# [Work instructions]
Pull out every line below holding the word "location".

Records from a data source:
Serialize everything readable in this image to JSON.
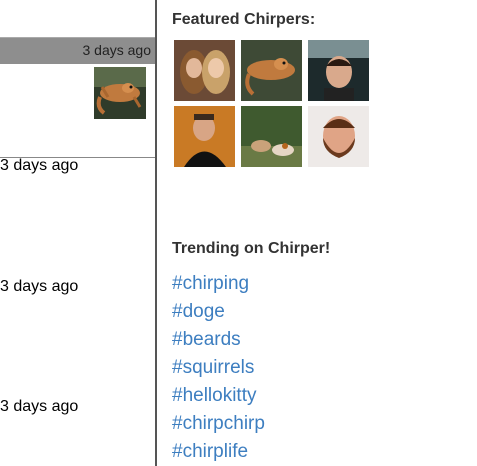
{
  "feed": {
    "posts": [
      {
        "time_label": "3 days ago"
      },
      {
        "time_label": "3 days ago"
      },
      {
        "time_label": "3 days ago"
      },
      {
        "time_label": "3 days ago"
      }
    ]
  },
  "sidebar": {
    "featured_title": "Featured Chirpers:",
    "trending_title": "Trending on Chirper!",
    "hashtags": [
      "#chirping",
      "#doge",
      "#beards",
      "#squirrels",
      "#hellokitty",
      "#chirpchirp",
      "#chirplife"
    ]
  },
  "colors": {
    "link": "#3d7ec0",
    "bar": "#8e8e8e"
  },
  "icons": [
    "flying-squirrel-photo",
    "women-avatar",
    "squirrel-avatar",
    "man-car-avatar",
    "man-dark-avatar",
    "dogs-avatar",
    "bearded-man-avatar"
  ]
}
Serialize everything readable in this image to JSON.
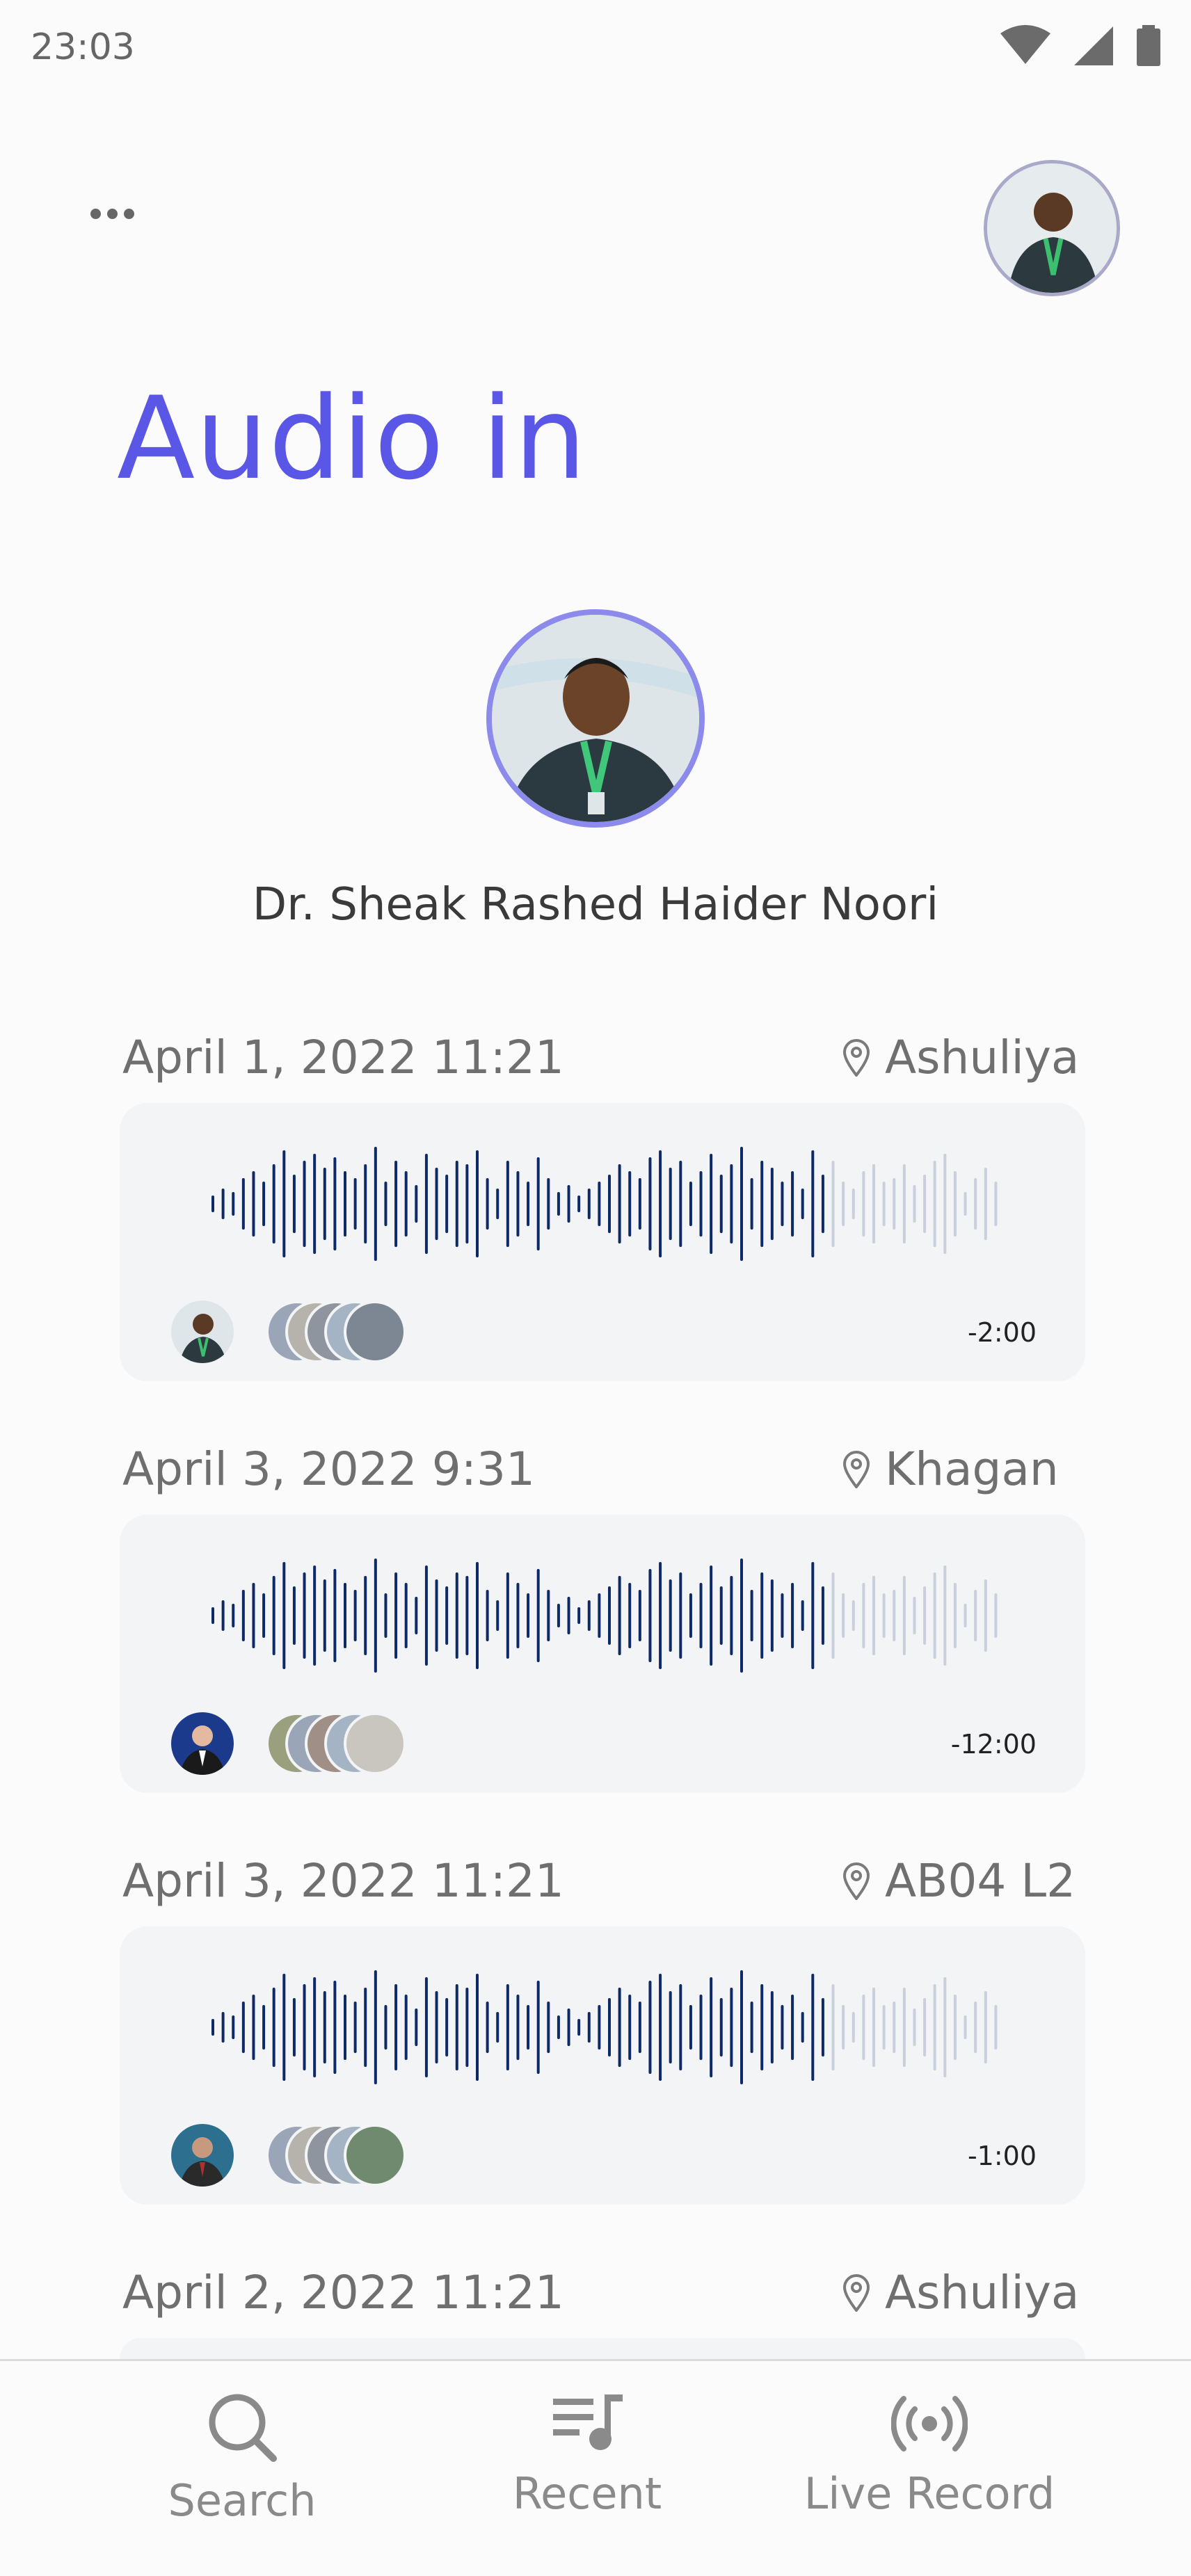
{
  "status_bar": {
    "time": "23:03"
  },
  "header": {
    "title": "Audio in",
    "more_icon": "more-horizontal-icon"
  },
  "profile": {
    "name": "Dr. Sheak Rashed Haider Noori"
  },
  "entries": [
    {
      "date": "April 1, 2022 11:21",
      "location": "Ashuliya",
      "duration": "-2:00"
    },
    {
      "date": "April 3, 2022 9:31",
      "location": "Khagan",
      "duration": "-12:00"
    },
    {
      "date": "April 3, 2022 11:21",
      "location": "AB04 L2",
      "duration": "-1:00"
    },
    {
      "date": "April 2, 2022 11:21",
      "location": "Ashuliya"
    }
  ],
  "nav": {
    "search": "Search",
    "recent": "Recent",
    "live_record": "Live Record"
  },
  "colors": {
    "accent": "#5b57e6",
    "wave_played": "#0d2a66",
    "wave_unplayed": "#c9cfdb"
  }
}
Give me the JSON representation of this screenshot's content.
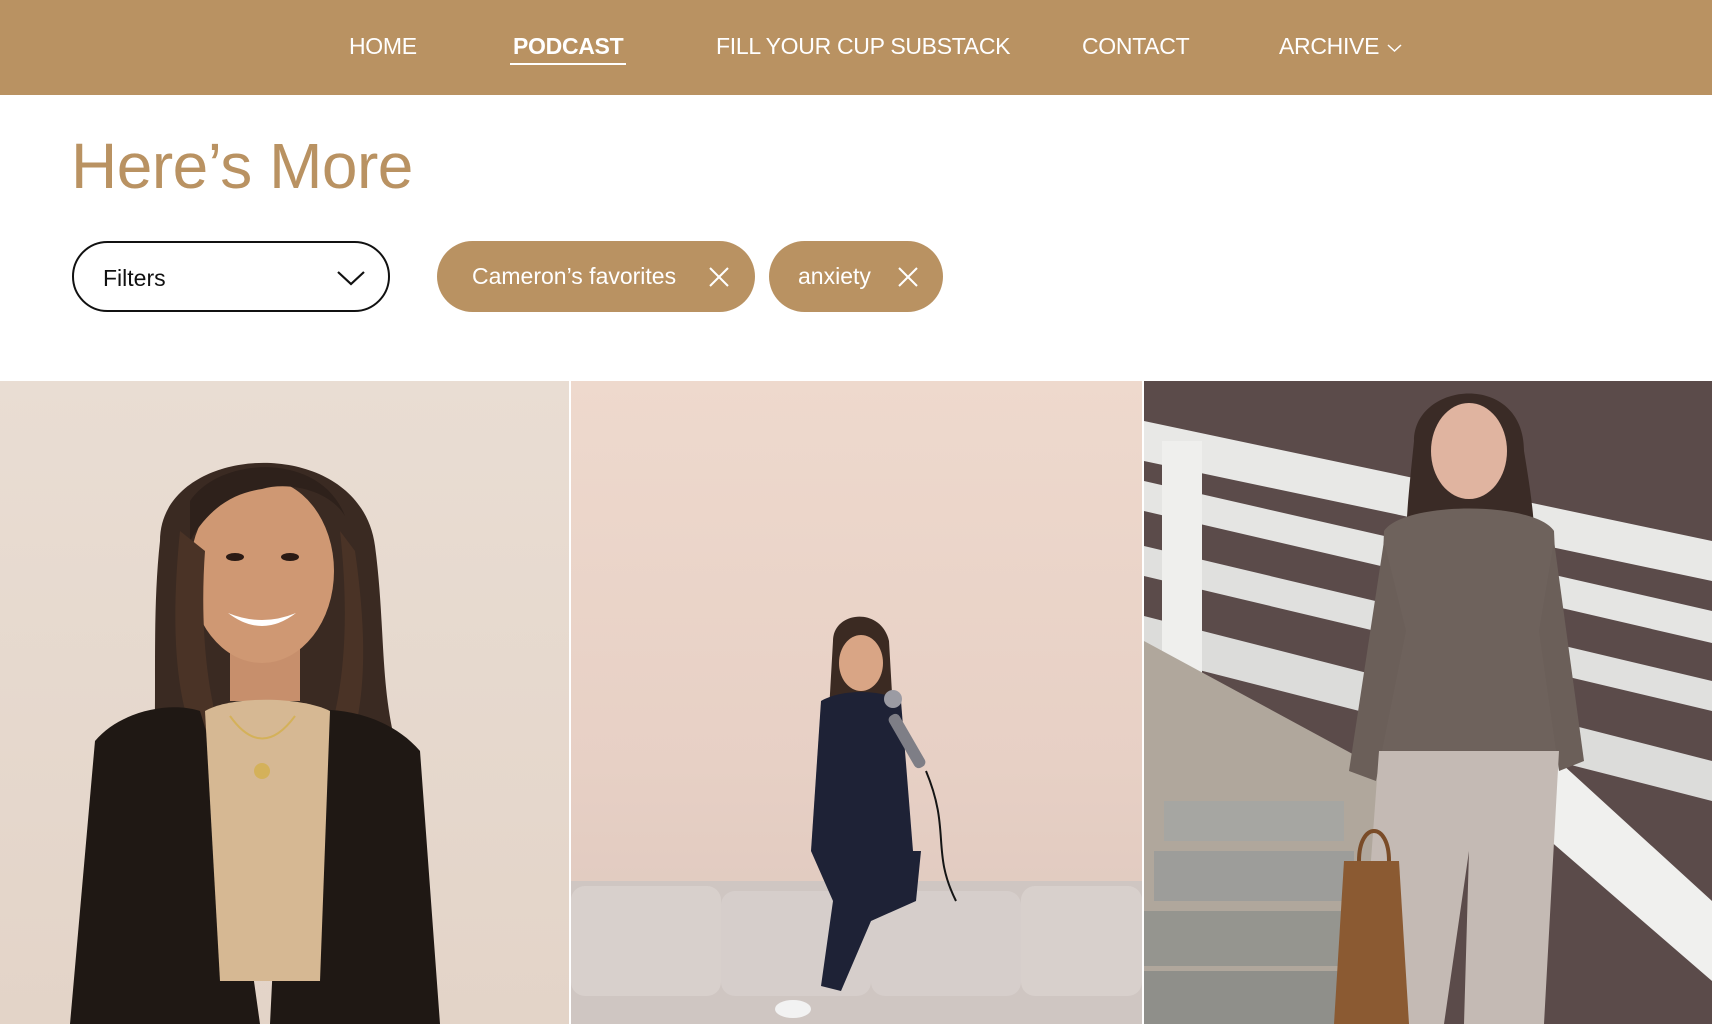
{
  "nav": {
    "home": "HOME",
    "podcast": "PODCAST",
    "substack": "FILL YOUR CUP SUBSTACK",
    "contact": "CONTACT",
    "archive": "ARCHIVE",
    "active": "PODCAST"
  },
  "page": {
    "title": "Here’s More"
  },
  "filters": {
    "select_label": "Filters",
    "chips": [
      {
        "label": "Cameron’s favorites"
      },
      {
        "label": "anxiety"
      }
    ]
  },
  "icons": {
    "archive_dropdown": "chevron-down-icon",
    "filters_dropdown": "chevron-down-icon",
    "chip_remove": "close-icon"
  },
  "colors": {
    "brand": "#b99262",
    "text_dark": "#111111",
    "white": "#ffffff"
  }
}
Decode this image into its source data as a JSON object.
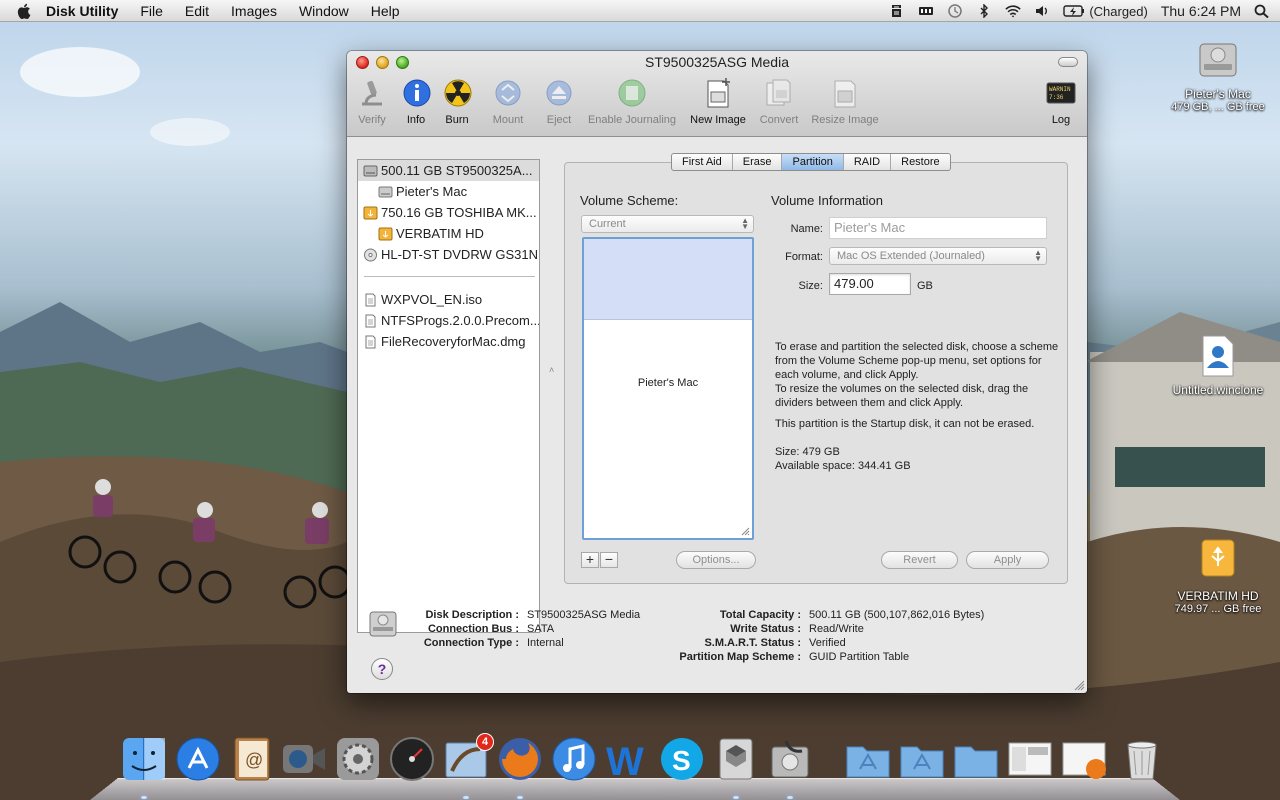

# [Answer for the task]
      "location": "Ashuliya",
      "location": "Khagan",
      "location": "AB04 L2",
      "location": "Ashuliya"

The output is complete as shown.